#### Material for this task

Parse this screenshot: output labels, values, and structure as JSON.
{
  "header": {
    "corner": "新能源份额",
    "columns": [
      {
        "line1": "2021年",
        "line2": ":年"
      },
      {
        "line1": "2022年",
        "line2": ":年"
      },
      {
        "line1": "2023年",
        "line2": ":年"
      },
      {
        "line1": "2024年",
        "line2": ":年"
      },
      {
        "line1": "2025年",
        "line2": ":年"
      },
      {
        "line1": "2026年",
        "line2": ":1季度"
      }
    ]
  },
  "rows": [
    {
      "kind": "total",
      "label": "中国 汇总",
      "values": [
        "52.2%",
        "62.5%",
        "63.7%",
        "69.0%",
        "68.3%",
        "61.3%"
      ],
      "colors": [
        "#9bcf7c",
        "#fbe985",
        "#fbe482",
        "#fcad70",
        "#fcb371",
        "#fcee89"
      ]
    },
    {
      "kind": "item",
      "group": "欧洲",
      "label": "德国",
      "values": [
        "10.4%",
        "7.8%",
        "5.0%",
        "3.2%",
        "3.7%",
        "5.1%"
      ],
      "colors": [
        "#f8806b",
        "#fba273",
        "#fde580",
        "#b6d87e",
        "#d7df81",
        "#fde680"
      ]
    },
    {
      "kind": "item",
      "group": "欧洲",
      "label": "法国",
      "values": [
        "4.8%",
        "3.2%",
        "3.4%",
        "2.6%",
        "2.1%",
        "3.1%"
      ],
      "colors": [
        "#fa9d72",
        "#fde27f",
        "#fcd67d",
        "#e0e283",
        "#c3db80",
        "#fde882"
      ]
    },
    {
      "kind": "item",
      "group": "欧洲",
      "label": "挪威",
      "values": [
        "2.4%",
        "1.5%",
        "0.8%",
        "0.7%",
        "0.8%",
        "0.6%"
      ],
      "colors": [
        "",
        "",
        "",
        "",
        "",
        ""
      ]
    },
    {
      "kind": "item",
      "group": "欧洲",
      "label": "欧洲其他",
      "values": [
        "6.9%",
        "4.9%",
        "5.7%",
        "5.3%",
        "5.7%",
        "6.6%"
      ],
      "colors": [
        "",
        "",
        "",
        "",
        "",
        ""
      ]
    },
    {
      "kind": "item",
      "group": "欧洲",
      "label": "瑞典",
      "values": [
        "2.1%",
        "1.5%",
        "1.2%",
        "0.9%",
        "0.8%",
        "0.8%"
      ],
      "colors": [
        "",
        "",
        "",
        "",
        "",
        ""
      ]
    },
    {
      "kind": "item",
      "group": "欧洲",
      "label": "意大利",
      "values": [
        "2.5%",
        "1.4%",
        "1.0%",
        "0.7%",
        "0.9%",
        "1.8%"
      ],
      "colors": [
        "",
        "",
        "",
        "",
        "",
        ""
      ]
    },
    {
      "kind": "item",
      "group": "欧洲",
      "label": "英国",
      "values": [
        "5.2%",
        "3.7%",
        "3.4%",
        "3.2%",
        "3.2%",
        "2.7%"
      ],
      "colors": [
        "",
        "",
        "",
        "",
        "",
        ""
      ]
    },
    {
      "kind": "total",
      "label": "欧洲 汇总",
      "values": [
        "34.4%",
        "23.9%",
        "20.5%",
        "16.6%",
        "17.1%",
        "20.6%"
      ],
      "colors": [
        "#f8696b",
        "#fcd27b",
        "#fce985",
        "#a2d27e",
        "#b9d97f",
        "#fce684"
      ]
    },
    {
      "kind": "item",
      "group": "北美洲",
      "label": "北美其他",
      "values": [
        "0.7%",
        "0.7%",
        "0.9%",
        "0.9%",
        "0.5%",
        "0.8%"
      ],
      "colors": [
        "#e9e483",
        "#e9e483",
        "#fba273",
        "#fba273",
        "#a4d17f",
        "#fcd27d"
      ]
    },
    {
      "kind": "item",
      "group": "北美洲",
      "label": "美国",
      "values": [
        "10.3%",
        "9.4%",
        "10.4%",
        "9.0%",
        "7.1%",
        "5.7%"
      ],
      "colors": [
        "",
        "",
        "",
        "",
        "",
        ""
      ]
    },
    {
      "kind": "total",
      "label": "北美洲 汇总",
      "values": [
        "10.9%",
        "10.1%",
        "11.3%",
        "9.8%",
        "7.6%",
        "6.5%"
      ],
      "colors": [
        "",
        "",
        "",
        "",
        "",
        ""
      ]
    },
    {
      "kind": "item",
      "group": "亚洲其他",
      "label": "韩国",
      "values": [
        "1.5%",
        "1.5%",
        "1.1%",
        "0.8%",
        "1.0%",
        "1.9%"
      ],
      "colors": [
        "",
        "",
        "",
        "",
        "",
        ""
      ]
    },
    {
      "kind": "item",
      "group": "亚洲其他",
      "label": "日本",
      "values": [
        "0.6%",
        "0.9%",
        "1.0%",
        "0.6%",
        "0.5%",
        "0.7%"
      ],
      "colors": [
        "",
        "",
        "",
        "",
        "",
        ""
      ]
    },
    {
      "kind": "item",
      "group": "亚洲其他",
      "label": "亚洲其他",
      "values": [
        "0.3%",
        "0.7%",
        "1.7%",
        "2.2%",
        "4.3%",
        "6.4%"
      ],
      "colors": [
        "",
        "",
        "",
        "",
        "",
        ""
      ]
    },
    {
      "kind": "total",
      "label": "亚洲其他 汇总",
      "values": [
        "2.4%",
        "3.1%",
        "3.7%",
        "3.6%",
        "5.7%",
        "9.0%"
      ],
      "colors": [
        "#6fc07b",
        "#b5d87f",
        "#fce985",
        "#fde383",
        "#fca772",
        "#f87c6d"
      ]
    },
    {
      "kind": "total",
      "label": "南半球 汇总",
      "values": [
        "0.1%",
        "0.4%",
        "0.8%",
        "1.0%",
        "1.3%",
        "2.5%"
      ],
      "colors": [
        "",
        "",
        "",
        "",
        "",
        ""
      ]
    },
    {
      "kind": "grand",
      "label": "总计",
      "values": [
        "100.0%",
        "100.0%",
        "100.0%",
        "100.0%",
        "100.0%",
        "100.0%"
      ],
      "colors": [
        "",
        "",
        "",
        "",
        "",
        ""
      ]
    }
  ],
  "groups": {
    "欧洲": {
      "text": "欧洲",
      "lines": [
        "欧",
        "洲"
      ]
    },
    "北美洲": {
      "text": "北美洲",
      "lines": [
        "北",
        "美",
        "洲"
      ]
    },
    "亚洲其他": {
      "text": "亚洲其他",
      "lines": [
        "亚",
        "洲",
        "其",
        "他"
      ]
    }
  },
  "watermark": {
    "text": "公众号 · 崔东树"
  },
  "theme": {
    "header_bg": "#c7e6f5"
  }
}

########

What needs to be done
Reproduce the listing in full. Keep it exactly as written.

Exercise solution
Parse this screenshot: output labels, values, and structure as JSON.
{
  "header": {
    "corner": "新能源份额",
    "columns": [
      {
        "line1": "2021年",
        "line2": ":年"
      },
      {
        "line1": "2022年",
        "line2": ":年"
      },
      {
        "line1": "2023年",
        "line2": ":年"
      },
      {
        "line1": "2024年",
        "line2": ":年"
      },
      {
        "line1": "2025年",
        "line2": ":年"
      },
      {
        "line1": "2026年",
        "line2": ":1季度"
      }
    ]
  },
  "rows": [
    {
      "kind": "total",
      "label": "中国 汇总",
      "values": [
        "52.2%",
        "62.5%",
        "63.7%",
        "69.0%",
        "68.3%",
        "61.3%"
      ],
      "colors": [
        "#9bcf7c",
        "#fbe985",
        "#fbe482",
        "#fcad70",
        "#fcb371",
        "#fcee89"
      ]
    },
    {
      "kind": "item",
      "group": "欧洲",
      "label": "德国",
      "values": [
        "10.4%",
        "7.8%",
        "5.0%",
        "3.2%",
        "3.7%",
        "5.1%"
      ],
      "colors": [
        "#f8806b",
        "#fba273",
        "#fde580",
        "#b6d87e",
        "#d7df81",
        "#fde680"
      ]
    },
    {
      "kind": "item",
      "group": "欧洲",
      "label": "法国",
      "values": [
        "4.8%",
        "3.2%",
        "3.4%",
        "2.6%",
        "2.1%",
        "3.1%"
      ],
      "colors": [
        "#fa9d72",
        "#fde27f",
        "#fcd67d",
        "#e0e283",
        "#c3db80",
        "#fde882"
      ]
    },
    {
      "kind": "item",
      "group": "欧洲",
      "label": "挪威",
      "values": [
        "2.4%",
        "1.5%",
        "0.8%",
        "0.7%",
        "0.8%",
        "0.6%"
      ],
      "colors": [
        "",
        "",
        "",
        "",
        "",
        ""
      ]
    },
    {
      "kind": "item",
      "group": "欧洲",
      "label": "欧洲其他",
      "values": [
        "6.9%",
        "4.9%",
        "5.7%",
        "5.3%",
        "5.7%",
        "6.6%"
      ],
      "colors": [
        "",
        "",
        "",
        "",
        "",
        ""
      ]
    },
    {
      "kind": "item",
      "group": "欧洲",
      "label": "瑞典",
      "values": [
        "2.1%",
        "1.5%",
        "1.2%",
        "0.9%",
        "0.8%",
        "0.8%"
      ],
      "colors": [
        "",
        "",
        "",
        "",
        "",
        ""
      ]
    },
    {
      "kind": "item",
      "group": "欧洲",
      "label": "意大利",
      "values": [
        "2.5%",
        "1.4%",
        "1.0%",
        "0.7%",
        "0.9%",
        "1.8%"
      ],
      "colors": [
        "",
        "",
        "",
        "",
        "",
        ""
      ]
    },
    {
      "kind": "item",
      "group": "欧洲",
      "label": "英国",
      "values": [
        "5.2%",
        "3.7%",
        "3.4%",
        "3.2%",
        "3.2%",
        "2.7%"
      ],
      "colors": [
        "",
        "",
        "",
        "",
        "",
        ""
      ]
    },
    {
      "kind": "total",
      "label": "欧洲 汇总",
      "values": [
        "34.4%",
        "23.9%",
        "20.5%",
        "16.6%",
        "17.1%",
        "20.6%"
      ],
      "colors": [
        "#f8696b",
        "#fcd27b",
        "#fce985",
        "#a2d27e",
        "#b9d97f",
        "#fce684"
      ]
    },
    {
      "kind": "item",
      "group": "北美洲",
      "label": "北美其他",
      "values": [
        "0.7%",
        "0.7%",
        "0.9%",
        "0.9%",
        "0.5%",
        "0.8%"
      ],
      "colors": [
        "#e9e483",
        "#e9e483",
        "#fba273",
        "#fba273",
        "#a4d17f",
        "#fcd27d"
      ]
    },
    {
      "kind": "item",
      "group": "北美洲",
      "label": "美国",
      "values": [
        "10.3%",
        "9.4%",
        "10.4%",
        "9.0%",
        "7.1%",
        "5.7%"
      ],
      "colors": [
        "",
        "",
        "",
        "",
        "",
        ""
      ]
    },
    {
      "kind": "total",
      "label": "北美洲 汇总",
      "values": [
        "10.9%",
        "10.1%",
        "11.3%",
        "9.8%",
        "7.6%",
        "6.5%"
      ],
      "colors": [
        "",
        "",
        "",
        "",
        "",
        ""
      ]
    },
    {
      "kind": "item",
      "group": "亚洲其他",
      "label": "韩国",
      "values": [
        "1.5%",
        "1.5%",
        "1.1%",
        "0.8%",
        "1.0%",
        "1.9%"
      ],
      "colors": [
        "",
        "",
        "",
        "",
        "",
        ""
      ]
    },
    {
      "kind": "item",
      "group": "亚洲其他",
      "label": "日本",
      "values": [
        "0.6%",
        "0.9%",
        "1.0%",
        "0.6%",
        "0.5%",
        "0.7%"
      ],
      "colors": [
        "",
        "",
        "",
        "",
        "",
        ""
      ]
    },
    {
      "kind": "item",
      "group": "亚洲其他",
      "label": "亚洲其他",
      "values": [
        "0.3%",
        "0.7%",
        "1.7%",
        "2.2%",
        "4.3%",
        "6.4%"
      ],
      "colors": [
        "",
        "",
        "",
        "",
        "",
        ""
      ]
    },
    {
      "kind": "total",
      "label": "亚洲其他 汇总",
      "values": [
        "2.4%",
        "3.1%",
        "3.7%",
        "3.6%",
        "5.7%",
        "9.0%"
      ],
      "colors": [
        "#6fc07b",
        "#b5d87f",
        "#fce985",
        "#fde383",
        "#fca772",
        "#f87c6d"
      ]
    },
    {
      "kind": "total",
      "label": "南半球 汇总",
      "values": [
        "0.1%",
        "0.4%",
        "0.8%",
        "1.0%",
        "1.3%",
        "2.5%"
      ],
      "colors": [
        "",
        "",
        "",
        "",
        "",
        ""
      ]
    },
    {
      "kind": "grand",
      "label": "总计",
      "values": [
        "100.0%",
        "100.0%",
        "100.0%",
        "100.0%",
        "100.0%",
        "100.0%"
      ],
      "colors": [
        "",
        "",
        "",
        "",
        "",
        ""
      ]
    }
  ],
  "groups": {
    "欧洲": {
      "text": "欧洲",
      "lines": [
        "欧",
        "洲"
      ]
    },
    "北美洲": {
      "text": "北美洲",
      "lines": [
        "北",
        "美",
        "洲"
      ]
    },
    "亚洲其他": {
      "text": "亚洲其他",
      "lines": [
        "亚",
        "洲",
        "其",
        "他"
      ]
    }
  },
  "watermark": {
    "text": "公众号 · 崔东树"
  },
  "theme": {
    "header_bg": "#c7e6f5"
  }
}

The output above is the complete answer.